(Text shown):

Why would a Map type be better than an index signature for associative arrays?

There are certain keys which exist on all JavaScript objects through Object.prototype. One of them is constructor.

To illustrate, running the following in the typescript playground shows us that quirk has a constructor key even though we never defined one.

const quirk: {[key: string]: number} = {hello: 1}

// console output: ƒ Object() { [native code] }

Using Map/Set types over index signatures allows us to avoid quirks such as accessing Object.prototype values when accessing the keys of an object built using an index signature.

For the curious:

What to do when you know the keys in your type but are not sure how many there will be?

Don't use an index signature, use optional types or a union type.

interface Row1 { [column: string]: number }  // Too broad
interface Row2 { a: number; b?: number; c?: number; d?: number }  // Better
type Row3 =
    | { a: number; }
    | { a: number; b: number; }
    | { a: number; b: number; c: number;  }
    | { a: number; b: number; c: number; d: number };

Vanderkam, Dan. Effective TypeScript . O'Reilly Media. Kindle Edition.

What to do when string is too broad as a type for the index-signature key?

Sometimes keys are limited to string values such as 'x', 'y', 'z'. Using a string type in this case is way too broad.

Use a record type or a mapped type

type Vec3D = Record<'x' | 'y' | 'z', number>;
// Type Vec3D = {
//   x: number;
//   y: number;
//   z: number;
// }

type Vec3D = {[k in 'x' | 'y' | 'z']: number};
// Same as above
type ABC = {[k in 'a' | 'b' | 'c']: k extends 'b' ? string : number};
// Type ABC = {
//   a: number;
//   b: string;
//   c: number;
// }

Vanderkam, Dan. Effective TypeScript . O'Reilly Media. Kindle Edition.

(Questions):
a – In the text on Map types and index signatures, which key is given as an example of a key that exists on all JavaScript objects through Object.prototype?
b – From the text on Map types and index signatures, quote the passage that begins with the words containing "Don't use an" and ends with "the index-signature key?".

(Extracted entries):
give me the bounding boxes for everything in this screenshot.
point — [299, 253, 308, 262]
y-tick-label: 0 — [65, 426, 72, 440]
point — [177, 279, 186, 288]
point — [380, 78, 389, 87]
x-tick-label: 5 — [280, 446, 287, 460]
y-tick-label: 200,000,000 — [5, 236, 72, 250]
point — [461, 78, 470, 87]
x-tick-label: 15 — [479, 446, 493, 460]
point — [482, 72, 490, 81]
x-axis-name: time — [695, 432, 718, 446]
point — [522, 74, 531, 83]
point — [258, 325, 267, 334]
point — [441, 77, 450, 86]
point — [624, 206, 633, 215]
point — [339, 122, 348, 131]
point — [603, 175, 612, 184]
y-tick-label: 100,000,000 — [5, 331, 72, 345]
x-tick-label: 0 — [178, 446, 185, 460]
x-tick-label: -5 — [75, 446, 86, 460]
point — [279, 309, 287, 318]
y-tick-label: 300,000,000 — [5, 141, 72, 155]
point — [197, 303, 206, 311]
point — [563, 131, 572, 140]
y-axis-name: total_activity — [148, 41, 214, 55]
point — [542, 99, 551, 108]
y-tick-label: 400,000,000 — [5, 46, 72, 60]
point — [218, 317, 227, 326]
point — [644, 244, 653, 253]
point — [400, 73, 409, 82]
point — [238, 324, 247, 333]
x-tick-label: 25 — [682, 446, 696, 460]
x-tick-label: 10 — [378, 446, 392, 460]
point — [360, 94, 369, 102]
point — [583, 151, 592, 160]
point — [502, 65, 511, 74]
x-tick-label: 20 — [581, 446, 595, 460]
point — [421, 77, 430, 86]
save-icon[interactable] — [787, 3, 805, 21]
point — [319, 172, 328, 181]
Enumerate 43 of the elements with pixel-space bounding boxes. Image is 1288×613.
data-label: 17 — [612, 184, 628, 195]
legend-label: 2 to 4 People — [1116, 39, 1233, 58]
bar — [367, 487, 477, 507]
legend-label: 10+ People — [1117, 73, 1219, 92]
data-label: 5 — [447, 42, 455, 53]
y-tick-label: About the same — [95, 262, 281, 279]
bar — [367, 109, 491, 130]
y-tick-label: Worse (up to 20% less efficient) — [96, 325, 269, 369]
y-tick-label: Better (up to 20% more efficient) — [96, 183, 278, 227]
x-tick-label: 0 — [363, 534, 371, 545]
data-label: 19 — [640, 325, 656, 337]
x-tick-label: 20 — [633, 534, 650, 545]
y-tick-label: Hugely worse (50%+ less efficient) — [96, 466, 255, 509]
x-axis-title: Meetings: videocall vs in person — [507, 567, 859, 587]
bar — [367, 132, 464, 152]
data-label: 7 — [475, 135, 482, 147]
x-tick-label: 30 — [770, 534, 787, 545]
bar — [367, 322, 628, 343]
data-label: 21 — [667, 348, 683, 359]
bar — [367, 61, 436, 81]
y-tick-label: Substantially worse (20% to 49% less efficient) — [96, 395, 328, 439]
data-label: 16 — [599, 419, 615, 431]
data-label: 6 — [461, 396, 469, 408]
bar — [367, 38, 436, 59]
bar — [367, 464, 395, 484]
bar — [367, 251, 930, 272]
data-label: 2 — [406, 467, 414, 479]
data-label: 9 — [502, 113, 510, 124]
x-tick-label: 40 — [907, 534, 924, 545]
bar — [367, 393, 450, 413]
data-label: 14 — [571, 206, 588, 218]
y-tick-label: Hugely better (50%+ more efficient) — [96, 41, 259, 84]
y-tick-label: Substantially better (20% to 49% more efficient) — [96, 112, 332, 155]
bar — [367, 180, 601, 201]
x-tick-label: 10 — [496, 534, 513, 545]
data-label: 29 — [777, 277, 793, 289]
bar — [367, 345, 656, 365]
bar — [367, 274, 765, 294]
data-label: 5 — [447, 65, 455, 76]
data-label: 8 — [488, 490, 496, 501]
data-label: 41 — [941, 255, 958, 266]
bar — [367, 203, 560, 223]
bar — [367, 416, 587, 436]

(Response list):
a – constructor

b –
Don't use an index signature, use optional types or a union type.

interface Row1 { [column: string]: number }  // Too broad
interface Row2 { a: number; b?: number; c?: number; d?: number }  // Better
type Row3 =
    | { a: number; }
    | { a: number; b: number; }
    | { a: number; b: number; c: number;  }
    | { a: number; b: number; c: number; d: number };

Vanderkam, Dan. Effective TypeScript . O'Reilly Media. Kindle Edition.

What to do when string is too broad as a type for the index-signature key?